# Description of the task
Find each line with "dedicated" and copy it.

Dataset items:
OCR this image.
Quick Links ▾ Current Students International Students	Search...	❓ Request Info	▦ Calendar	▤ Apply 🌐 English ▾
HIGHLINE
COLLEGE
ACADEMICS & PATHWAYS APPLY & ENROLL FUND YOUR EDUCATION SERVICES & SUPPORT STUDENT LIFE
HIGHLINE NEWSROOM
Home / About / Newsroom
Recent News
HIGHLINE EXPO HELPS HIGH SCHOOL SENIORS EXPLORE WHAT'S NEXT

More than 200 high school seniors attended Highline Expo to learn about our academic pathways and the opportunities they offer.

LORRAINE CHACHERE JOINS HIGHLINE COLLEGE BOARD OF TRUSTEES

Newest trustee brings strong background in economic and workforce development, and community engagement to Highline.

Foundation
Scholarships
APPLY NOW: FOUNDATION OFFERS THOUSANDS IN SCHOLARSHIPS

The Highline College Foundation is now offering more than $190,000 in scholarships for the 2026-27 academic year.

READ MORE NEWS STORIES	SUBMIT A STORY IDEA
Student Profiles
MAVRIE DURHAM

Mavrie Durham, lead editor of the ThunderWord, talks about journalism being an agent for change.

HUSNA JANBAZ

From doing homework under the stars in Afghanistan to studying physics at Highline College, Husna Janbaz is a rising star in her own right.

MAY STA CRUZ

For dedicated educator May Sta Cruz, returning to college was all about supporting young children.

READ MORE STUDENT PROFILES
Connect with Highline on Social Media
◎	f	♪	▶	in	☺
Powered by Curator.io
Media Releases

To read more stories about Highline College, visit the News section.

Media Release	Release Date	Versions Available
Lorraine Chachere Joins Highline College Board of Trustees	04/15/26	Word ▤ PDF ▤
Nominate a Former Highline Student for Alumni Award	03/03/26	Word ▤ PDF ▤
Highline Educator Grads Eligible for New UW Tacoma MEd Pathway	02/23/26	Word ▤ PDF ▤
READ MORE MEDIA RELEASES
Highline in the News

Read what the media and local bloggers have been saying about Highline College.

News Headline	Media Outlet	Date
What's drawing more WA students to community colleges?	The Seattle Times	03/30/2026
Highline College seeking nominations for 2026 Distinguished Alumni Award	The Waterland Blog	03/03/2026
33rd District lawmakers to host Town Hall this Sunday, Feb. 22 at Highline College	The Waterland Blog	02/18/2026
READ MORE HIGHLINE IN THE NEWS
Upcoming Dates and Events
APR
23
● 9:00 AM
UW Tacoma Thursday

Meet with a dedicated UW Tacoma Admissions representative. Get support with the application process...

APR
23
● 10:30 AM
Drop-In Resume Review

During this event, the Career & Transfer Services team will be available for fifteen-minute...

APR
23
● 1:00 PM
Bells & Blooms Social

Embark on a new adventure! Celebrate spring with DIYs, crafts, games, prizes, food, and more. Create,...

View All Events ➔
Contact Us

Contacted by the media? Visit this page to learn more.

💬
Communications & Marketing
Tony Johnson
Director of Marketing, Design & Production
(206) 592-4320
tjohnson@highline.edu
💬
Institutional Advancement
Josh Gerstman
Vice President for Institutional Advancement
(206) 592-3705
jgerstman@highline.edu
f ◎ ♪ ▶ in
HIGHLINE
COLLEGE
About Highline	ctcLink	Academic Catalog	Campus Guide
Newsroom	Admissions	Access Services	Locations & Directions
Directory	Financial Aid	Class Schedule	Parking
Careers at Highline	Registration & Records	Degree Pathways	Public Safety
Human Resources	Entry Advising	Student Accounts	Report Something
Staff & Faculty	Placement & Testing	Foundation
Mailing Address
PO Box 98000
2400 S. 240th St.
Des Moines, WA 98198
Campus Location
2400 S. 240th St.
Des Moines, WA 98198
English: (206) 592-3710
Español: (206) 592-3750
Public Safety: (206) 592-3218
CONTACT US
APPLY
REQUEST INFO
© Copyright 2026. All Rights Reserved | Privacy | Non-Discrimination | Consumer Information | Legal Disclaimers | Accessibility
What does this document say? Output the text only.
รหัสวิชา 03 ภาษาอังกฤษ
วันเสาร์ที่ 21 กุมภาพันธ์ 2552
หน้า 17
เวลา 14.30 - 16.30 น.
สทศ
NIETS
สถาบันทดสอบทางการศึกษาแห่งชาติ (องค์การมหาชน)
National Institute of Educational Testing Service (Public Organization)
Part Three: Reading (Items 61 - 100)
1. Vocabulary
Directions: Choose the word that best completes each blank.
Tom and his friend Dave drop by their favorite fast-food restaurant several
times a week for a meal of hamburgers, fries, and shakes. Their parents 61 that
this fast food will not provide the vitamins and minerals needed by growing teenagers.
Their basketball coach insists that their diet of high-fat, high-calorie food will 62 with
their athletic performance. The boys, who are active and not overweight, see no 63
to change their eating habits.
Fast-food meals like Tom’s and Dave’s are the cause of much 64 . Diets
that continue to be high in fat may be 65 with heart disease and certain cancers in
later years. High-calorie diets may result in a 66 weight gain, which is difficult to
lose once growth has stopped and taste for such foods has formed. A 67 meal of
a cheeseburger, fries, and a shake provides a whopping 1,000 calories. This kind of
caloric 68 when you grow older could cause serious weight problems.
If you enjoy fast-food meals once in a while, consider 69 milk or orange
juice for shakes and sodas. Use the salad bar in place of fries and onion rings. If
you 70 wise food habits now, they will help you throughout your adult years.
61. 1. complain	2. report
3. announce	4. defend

# Exercise answer
For dedicated educator May Sta Cruz, returning to college was all about supporting young children.
Meet with a dedicated UW Tacoma Admissions representative. Get support with the application process...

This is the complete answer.